• WRITTEN INSTRUCTION
Copy out the lines that have "title" in them.

• RECORDS FOR THE EXERCISE
BEGIN

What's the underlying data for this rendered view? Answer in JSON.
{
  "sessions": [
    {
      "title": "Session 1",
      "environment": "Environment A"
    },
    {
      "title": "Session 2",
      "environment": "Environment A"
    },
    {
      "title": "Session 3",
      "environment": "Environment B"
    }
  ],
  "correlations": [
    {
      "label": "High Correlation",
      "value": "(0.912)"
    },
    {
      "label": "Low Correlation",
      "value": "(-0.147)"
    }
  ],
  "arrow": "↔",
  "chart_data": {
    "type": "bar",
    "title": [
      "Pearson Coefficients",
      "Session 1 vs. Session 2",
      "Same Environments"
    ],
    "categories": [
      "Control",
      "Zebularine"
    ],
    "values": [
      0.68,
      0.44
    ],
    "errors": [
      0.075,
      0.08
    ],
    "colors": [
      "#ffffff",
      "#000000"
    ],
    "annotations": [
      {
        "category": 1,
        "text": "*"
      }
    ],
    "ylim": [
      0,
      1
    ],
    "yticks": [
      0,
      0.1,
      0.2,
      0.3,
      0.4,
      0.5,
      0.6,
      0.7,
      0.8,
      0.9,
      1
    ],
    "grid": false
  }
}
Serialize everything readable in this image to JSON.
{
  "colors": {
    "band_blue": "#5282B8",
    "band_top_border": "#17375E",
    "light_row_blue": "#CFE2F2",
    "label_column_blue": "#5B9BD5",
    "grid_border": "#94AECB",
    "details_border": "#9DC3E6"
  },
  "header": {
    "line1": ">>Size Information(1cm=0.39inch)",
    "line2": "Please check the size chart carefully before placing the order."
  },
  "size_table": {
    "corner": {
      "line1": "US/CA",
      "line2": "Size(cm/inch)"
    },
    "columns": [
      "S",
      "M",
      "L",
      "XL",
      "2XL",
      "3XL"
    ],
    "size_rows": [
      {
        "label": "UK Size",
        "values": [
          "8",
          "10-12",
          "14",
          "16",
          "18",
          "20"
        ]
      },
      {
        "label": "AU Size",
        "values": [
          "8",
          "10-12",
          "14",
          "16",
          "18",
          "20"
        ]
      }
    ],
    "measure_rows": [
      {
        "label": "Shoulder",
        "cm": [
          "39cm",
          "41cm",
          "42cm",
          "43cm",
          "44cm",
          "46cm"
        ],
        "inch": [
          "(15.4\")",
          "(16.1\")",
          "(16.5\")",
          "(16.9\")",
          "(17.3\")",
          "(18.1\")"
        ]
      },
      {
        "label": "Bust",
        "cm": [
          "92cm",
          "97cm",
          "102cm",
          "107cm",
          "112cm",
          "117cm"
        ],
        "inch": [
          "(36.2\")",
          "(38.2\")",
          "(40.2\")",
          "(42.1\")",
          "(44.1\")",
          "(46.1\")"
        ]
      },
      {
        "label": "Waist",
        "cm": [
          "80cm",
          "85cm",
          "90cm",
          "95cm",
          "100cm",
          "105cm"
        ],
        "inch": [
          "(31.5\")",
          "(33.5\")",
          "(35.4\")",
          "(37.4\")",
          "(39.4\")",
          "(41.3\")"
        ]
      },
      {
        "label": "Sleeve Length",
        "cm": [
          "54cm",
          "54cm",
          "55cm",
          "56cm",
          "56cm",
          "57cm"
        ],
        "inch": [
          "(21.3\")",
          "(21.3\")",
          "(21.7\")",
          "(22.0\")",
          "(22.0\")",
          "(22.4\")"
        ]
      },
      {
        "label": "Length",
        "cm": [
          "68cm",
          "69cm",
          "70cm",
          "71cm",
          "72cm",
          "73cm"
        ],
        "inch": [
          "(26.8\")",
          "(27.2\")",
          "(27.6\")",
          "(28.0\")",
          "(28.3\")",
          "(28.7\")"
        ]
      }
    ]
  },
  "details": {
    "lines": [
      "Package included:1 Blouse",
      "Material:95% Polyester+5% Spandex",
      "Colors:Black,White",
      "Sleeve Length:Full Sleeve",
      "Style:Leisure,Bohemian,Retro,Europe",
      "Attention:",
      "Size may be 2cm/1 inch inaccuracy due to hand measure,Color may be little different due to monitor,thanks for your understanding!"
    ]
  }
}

END

• SOLUTION TO THIS EXERCISE
      "title": "Session 1",
      "title": "Session 2",
      "title": "Session 3",
    "title": [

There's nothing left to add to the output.